**Your goal:**
Skip the pictures and extract all of the lines exactly as written.

────────

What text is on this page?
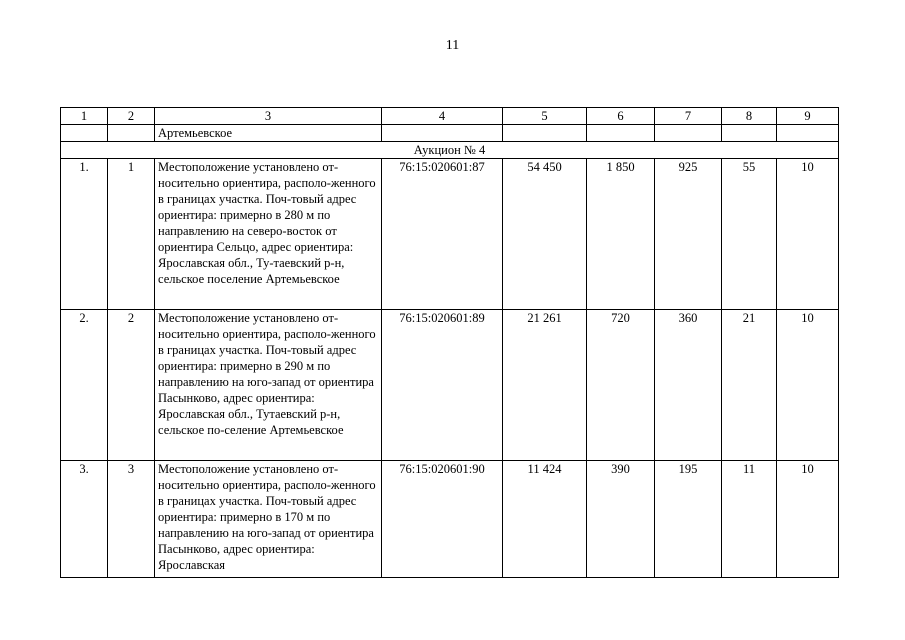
11
1	2	3	4	5	6	7	8	9
		Артемьевское						
Аукцион № 4								
1.	1	Местоположение установлено от-носительно ориентира, располо-женного в границах участка. Поч-товый адрес ориентира: примерно в 280 м по направлению на северо-восток от ориентира Сельцо, адрес ориентира: Ярославская обл., Ту-таевский р-н, сельское поселение Артемьевское	76:15:020601:87	54 450	1 850	925	55	10
2.	2	Местоположение установлено от-носительно ориентира, располо-женного в границах участка. Поч-товый адрес ориентира: примерно в 290 м по направлению на юго-запад от ориентира Пасынково, адрес ориентира: Ярославская обл., Тутаевский р-н, сельское по-селение Артемьевское	76:15:020601:89	21 261	720	360	21	10
3.	3	Местоположение установлено от-носительно ориентира, располо-женного в границах участка. Поч-товый адрес ориентира: примерно в 170 м по направлению на юго-запад от ориентира Пасынково, адрес ориентира: Ярославская	76:15:020601:90	11 424	390	195	11	10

────────

**Correct output:**
What text is on this page?
11
1	2	3	4	5	6	7	8	9
		Артемьевское						
Аукцион № 4								
1.	1	Местоположение установлено от-носительно ориентира, располо-женного в границах участка. Поч-товый адрес ориентира: примерно в 280 м по направлению на северо-восток от ориентира Сельцо, адрес ориентира: Ярославская обл., Ту-таевский р-н, сельское поселение Артемьевское	76:15:020601:87	54 450	1 850	925	55	10
2.	2	Местоположение установлено от-носительно ориентира, располо-женного в границах участка. Поч-товый адрес ориентира: примерно в 290 м по направлению на юго-запад от ориентира Пасынково, адрес ориентира: Ярославская обл., Тутаевский р-н, сельское по-селение Артемьевское	76:15:020601:89	21 261	720	360	21	10
3.	3	Местоположение установлено от-носительно ориентира, располо-женного в границах участка. Поч-товый адрес ориентира: примерно в 170 м по направлению на юго-запад от ориентира Пасынково, адрес ориентира: Ярославская	76:15:020601:90	11 424	390	195	11	10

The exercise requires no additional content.